§ TASK DIRECTIONS
Edit the passage on the summary judgment motion so that every "counter-complaint" reads "counterclaim pleading", and give it again beginning at the words that have "In its motion" and stopping after "206, et seq.".

In its motion for summary judgment, Plaintiff (Global Freight) seeks dismissal of Defendant's (Sisson's) counter-complaint, arguing, among other things, that the undisputed facts make clear that there was no employment relationship, in which case the counter-claims fail. Defendant's counter-complaint contains four causes of action.

• Count I alleges that Sisson was an employee of Global Freight within the meaning of the Fair Labor Standards Act (FLSA), 29 U.S.C. § 203(e), and that Global Freight violated the statute by failing to pay him minimum wages, 29 U.S.C. § 206, et seq.
• Count II accuses Global Freight of common-law fraud, namely of forging his signature on the contract which forms the basis of Global Freight's lawsuit.
• Count III alleges that Global Freight violated the Michigan minimum wage and hours laws, Mich. Comp. Laws §§ 408.414 and 408.419.
• The final claim, also, but incorrectly labeled as Count III (hereinafter Count IV), alleges that Global Freight failed to pay him overtime wages as an employee and thus violated the Michigan overtime compensation statute, Mich. Comp. Laws §§ 408.414 and 408.419.

(Spatial annotation records)
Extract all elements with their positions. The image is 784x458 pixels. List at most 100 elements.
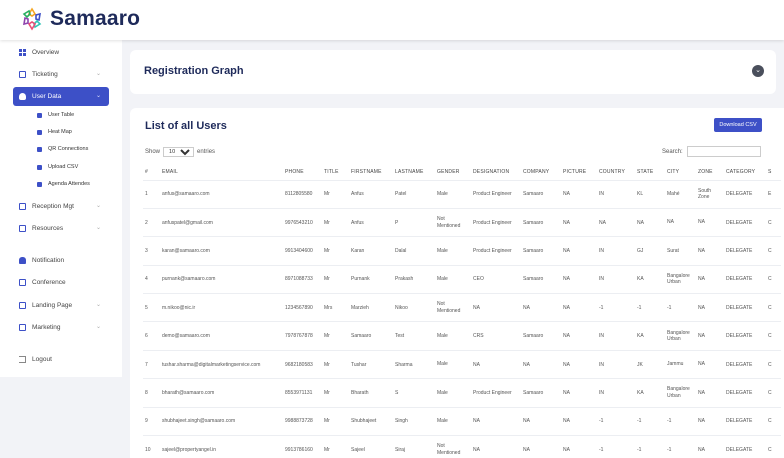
table-row[interactable]: 8 bharath@samaaro.com 8553971131 Mr Bharath S…	[143, 378, 781, 408]
table-cell: sajeel@propertyangel.in	[160, 435, 283, 458]
table-cell: Mr	[322, 378, 349, 408]
sidebar-subitem-heat-map[interactable]: Heat Map	[37, 126, 72, 138]
table-cell: Male	[435, 179, 471, 209]
upload-icon	[37, 164, 42, 170]
column-header[interactable]: CITY	[665, 164, 696, 180]
sidebar-subitem-agenda-attendes[interactable]: Agenda Attendes	[37, 178, 90, 190]
table-row[interactable]: 2 anfuspatel@gmail.com 9976543210 Mr Anfus P N…	[143, 207, 781, 237]
table-cell: Nikoo	[393, 293, 435, 322]
table-icon	[37, 112, 42, 118]
table-cell: NA	[561, 378, 597, 408]
table-cell: Not Mentioned	[435, 207, 471, 237]
table-cell: C	[766, 264, 781, 294]
table-cell: 9976543210	[283, 207, 322, 237]
table-cell: NA	[521, 435, 561, 458]
column-header[interactable]: S	[766, 164, 781, 180]
table-cell: NA	[471, 349, 521, 379]
table-cell: Samaaro	[349, 321, 393, 351]
sidebar-subitem-upload-csv[interactable]: Upload CSV	[37, 161, 78, 173]
sidebar-item-logout[interactable]: Logout	[13, 350, 109, 369]
column-header[interactable]: LASTNAME	[393, 164, 435, 180]
entries-select[interactable]: 10	[163, 147, 195, 157]
column-header[interactable]: COMPANY	[521, 164, 561, 180]
show-label: Show	[145, 149, 161, 155]
table-row[interactable]: 3 karan@samaaro.com 9913404600 Mr Karan Dalal…	[143, 236, 781, 266]
brand-logo[interactable]: Samaaro	[20, 7, 140, 31]
table-row[interactable]: 4 purnank@samaaro.com 8971088733 Mr Purnank P…	[143, 264, 781, 294]
sidebar-subitem-qr-connections[interactable]: QR Connections	[37, 143, 88, 155]
table-cell: Prakash	[393, 264, 435, 294]
column-header[interactable]: STATE	[635, 164, 665, 180]
table-row[interactable]: 9 shubhajeet.singh@samaaro.com 9988873728 M…	[143, 406, 781, 436]
table-cell: Jammu	[665, 349, 696, 379]
table-cell: demo@samaaro.com	[160, 321, 283, 351]
table-cell: 1	[143, 179, 160, 209]
sidebar-item-landing-page[interactable]: Landing Page ⌄	[13, 296, 109, 315]
table-row[interactable]: 10 sajeel@propertyangel.in 9913786160 Mr Saj…	[143, 435, 781, 458]
bell-icon	[19, 257, 26, 264]
table-cell: 8971088733	[283, 264, 322, 294]
table-row[interactable]: 7 tushar.sharma@digitalmarketingservice.c…	[143, 349, 781, 379]
table-cell: Shubhajeet	[349, 406, 393, 436]
sidebar-item-resources[interactable]: Resources ⌄	[13, 219, 109, 238]
table-cell: C	[766, 435, 781, 458]
sidebar-item-user-data[interactable]: User Data ⌄	[13, 87, 109, 106]
table-cell: -1	[597, 293, 635, 322]
table-row[interactable]: 1 anfus@samaaro.com 8112805580 Mr Anfus Patel…	[143, 179, 781, 209]
sidebar-item-ticketing[interactable]: Ticketing ⌄	[13, 65, 109, 84]
table-cell: 7	[143, 349, 160, 379]
table-cell: Male	[435, 406, 471, 436]
registration-graph-card: Registration Graph ⌄	[130, 50, 776, 94]
sidebar-item-reception-mgt[interactable]: Reception Mgt ⌄	[13, 197, 109, 216]
table-cell: anfuspatel@gmail.com	[160, 207, 283, 237]
column-header[interactable]: COUNTRY	[597, 164, 635, 180]
table-cell: 6	[143, 321, 160, 351]
table-cell: NA	[696, 321, 724, 351]
table-cell: 7978767878	[283, 321, 322, 351]
table-cell: JK	[635, 349, 665, 379]
column-header[interactable]: PHONE	[283, 164, 322, 180]
table-cell: Bharath	[349, 378, 393, 408]
table-cell: IN	[597, 378, 635, 408]
table-cell: Product Engineer	[471, 179, 521, 209]
table-cell: -1	[665, 435, 696, 458]
search-label: Search:	[662, 148, 683, 155]
table-cell: NA	[696, 378, 724, 408]
table-cell: Product Engineer	[471, 378, 521, 408]
table-cell: shubhajeet.singh@samaaro.com	[160, 406, 283, 436]
sidebar-item-overview[interactable]: Overview	[13, 43, 109, 62]
table-cell: 8112805580	[283, 179, 322, 209]
table-cell: karan@samaaro.com	[160, 236, 283, 266]
table-cell: Male	[435, 236, 471, 266]
table-cell: C	[766, 406, 781, 436]
table-cell: NA	[696, 236, 724, 266]
column-header[interactable]: TITLE	[322, 164, 349, 180]
column-header[interactable]: FIRSTNAME	[349, 164, 393, 180]
table-cell: Mr	[322, 406, 349, 436]
table-cell: 5	[143, 293, 160, 322]
sidebar-item-marketing[interactable]: Marketing ⌄	[13, 318, 109, 337]
sidebar-item-label: Marketing	[32, 324, 61, 331]
download-csv-button[interactable]: Download CSV	[714, 118, 762, 132]
table-cell: Mr	[322, 207, 349, 237]
table-cell: -1	[635, 435, 665, 458]
column-header[interactable]: EMAIL	[160, 164, 283, 180]
column-header[interactable]: ZONE	[696, 164, 724, 180]
sidebar-subitem-user-table[interactable]: User Table	[37, 109, 74, 121]
search-input[interactable]	[686, 146, 761, 157]
table-cell: C	[766, 321, 781, 351]
table-row[interactable]: 6 demo@samaaro.com 7978767878 Mr Samaaro Test…	[143, 321, 781, 351]
column-header[interactable]: #	[143, 164, 160, 180]
sidebar-item-notification[interactable]: Notification	[13, 251, 109, 270]
conference-icon	[19, 279, 26, 286]
column-header[interactable]: GENDER	[435, 164, 471, 180]
table-cell: KA	[635, 378, 665, 408]
table-cell: Bangalore Urban	[665, 264, 696, 294]
table-row[interactable]: 5 m.nikoo@nic.ir 1234567890 Mrs Marzieh Nikoo…	[143, 293, 781, 322]
chevron-down-icon[interactable]: ⌄	[752, 65, 764, 77]
sidebar-item-conference[interactable]: Conference	[13, 273, 109, 292]
column-header[interactable]: CATEGORY	[724, 164, 766, 180]
table-cell: Male	[435, 321, 471, 351]
column-header[interactable]: DESIGNATION	[471, 164, 521, 180]
column-header[interactable]: PICTURE	[561, 164, 597, 180]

§ RESULT OF THE EXERCISE
In its motion for summary judgment, Plaintiff (Global Freight) seeks dismissal of Defendant's (Sisson's) counterclaim pleading, arguing, among other things, that the undisputed facts make clear that there was no employment relationship, in which case the counter-claims fail. Defendant's counterclaim pleading contains four causes of action.

• Count I alleges that Sisson was an employee of Global Freight within the meaning of the Fair Labor Standards Act (FLSA), 29 U.S.C. § 203(e), and that Global Freight violated the statute by failing to pay him minimum wages, 29 U.S.C. § 206, et seq.